→ **WHAT NEEDS TO BE DONE**
Print the complete set of entries exactly.

→ **RECORDS TO PROCESS**
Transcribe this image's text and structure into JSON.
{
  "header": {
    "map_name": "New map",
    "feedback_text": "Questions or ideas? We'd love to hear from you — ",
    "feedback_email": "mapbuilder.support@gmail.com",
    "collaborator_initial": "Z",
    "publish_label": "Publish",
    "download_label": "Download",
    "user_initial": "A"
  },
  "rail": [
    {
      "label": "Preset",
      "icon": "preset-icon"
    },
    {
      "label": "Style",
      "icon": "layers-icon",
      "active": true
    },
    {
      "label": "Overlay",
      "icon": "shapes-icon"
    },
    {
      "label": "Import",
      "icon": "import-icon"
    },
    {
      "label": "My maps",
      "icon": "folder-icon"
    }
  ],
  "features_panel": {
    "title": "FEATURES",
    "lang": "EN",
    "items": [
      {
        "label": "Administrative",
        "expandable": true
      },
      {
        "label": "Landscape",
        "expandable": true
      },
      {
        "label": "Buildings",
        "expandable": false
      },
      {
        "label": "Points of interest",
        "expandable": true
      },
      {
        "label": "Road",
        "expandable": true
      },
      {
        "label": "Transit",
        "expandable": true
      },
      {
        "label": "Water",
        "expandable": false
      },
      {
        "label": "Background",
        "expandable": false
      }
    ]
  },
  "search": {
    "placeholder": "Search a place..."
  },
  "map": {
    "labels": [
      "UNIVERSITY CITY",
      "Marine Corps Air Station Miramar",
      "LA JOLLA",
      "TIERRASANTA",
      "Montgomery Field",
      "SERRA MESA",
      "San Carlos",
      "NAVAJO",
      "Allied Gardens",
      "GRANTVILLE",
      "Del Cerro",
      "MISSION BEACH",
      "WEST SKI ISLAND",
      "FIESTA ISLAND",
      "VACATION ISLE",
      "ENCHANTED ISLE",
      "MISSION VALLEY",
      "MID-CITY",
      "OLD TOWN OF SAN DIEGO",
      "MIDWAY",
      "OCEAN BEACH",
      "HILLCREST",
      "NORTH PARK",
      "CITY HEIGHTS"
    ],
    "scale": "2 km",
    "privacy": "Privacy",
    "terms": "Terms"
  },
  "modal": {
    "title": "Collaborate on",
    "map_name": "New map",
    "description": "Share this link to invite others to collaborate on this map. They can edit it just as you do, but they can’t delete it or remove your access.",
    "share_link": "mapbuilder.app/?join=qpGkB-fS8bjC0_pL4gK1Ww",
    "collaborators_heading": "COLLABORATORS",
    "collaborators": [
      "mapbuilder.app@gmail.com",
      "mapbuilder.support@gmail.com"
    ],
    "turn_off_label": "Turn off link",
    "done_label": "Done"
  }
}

→ **SOLUTION FOR THIS EXERCISE**
Transcribe this image's text and structure into JSON.
{
  "header": {
    "map_name": "New map",
    "feedback_text": "Questions or ideas? We'd love to hear from you — ",
    "feedback_email": "mapbuilder.support@gmail.com",
    "collaborator_initial": "Z",
    "publish_label": "Publish",
    "download_label": "Download",
    "user_initial": "A"
  },
  "rail": [
    {
      "label": "Preset",
      "icon": "preset-icon"
    },
    {
      "label": "Style",
      "icon": "layers-icon",
      "active": true
    },
    {
      "label": "Overlay",
      "icon": "shapes-icon"
    },
    {
      "label": "Import",
      "icon": "import-icon"
    },
    {
      "label": "My maps",
      "icon": "folder-icon"
    }
  ],
  "features_panel": {
    "title": "FEATURES",
    "lang": "EN",
    "items": [
      {
        "label": "Administrative",
        "expandable": true
      },
      {
        "label": "Landscape",
        "expandable": true
      },
      {
        "label": "Buildings",
        "expandable": false
      },
      {
        "label": "Points of interest",
        "expandable": true
      },
      {
        "label": "Road",
        "expandable": true
      },
      {
        "label": "Transit",
        "expandable": true
      },
      {
        "label": "Water",
        "expandable": false
      },
      {
        "label": "Background",
        "expandable": false
      }
    ]
  },
  "search": {
    "placeholder": "Search a place..."
  },
  "map": {
    "labels": [
      "UNIVERSITY CITY",
      "Marine Corps Air Station Miramar",
      "LA JOLLA",
      "TIERRASANTA",
      "Montgomery Field",
      "SERRA MESA",
      "San Carlos",
      "NAVAJO",
      "Allied Gardens",
      "GRANTVILLE",
      "Del Cerro",
      "MISSION BEACH",
      "WEST SKI ISLAND",
      "FIESTA ISLAND",
      "VACATION ISLE",
      "ENCHANTED ISLE",
      "MISSION VALLEY",
      "MID-CITY",
      "OLD TOWN OF SAN DIEGO",
      "MIDWAY",
      "OCEAN BEACH",
      "HILLCREST",
      "NORTH PARK",
      "CITY HEIGHTS"
    ],
    "scale": "2 km",
    "privacy": "Privacy",
    "terms": "Terms"
  },
  "modal": {
    "title": "Collaborate on",
    "map_name": "New map",
    "description": "Share this link to invite others to collaborate on this map. They can edit it just as you do, but they can’t delete it or remove your access.",
    "share_link": "mapbuilder.app/?join=qpGkB-fS8bjC0_pL4gK1Ww",
    "collaborators_heading": "COLLABORATORS",
    "collaborators": [
      "mapbuilder.app@gmail.com",
      "mapbuilder.support@gmail.com"
    ],
    "turn_off_label": "Turn off link",
    "done_label": "Done"
  }
}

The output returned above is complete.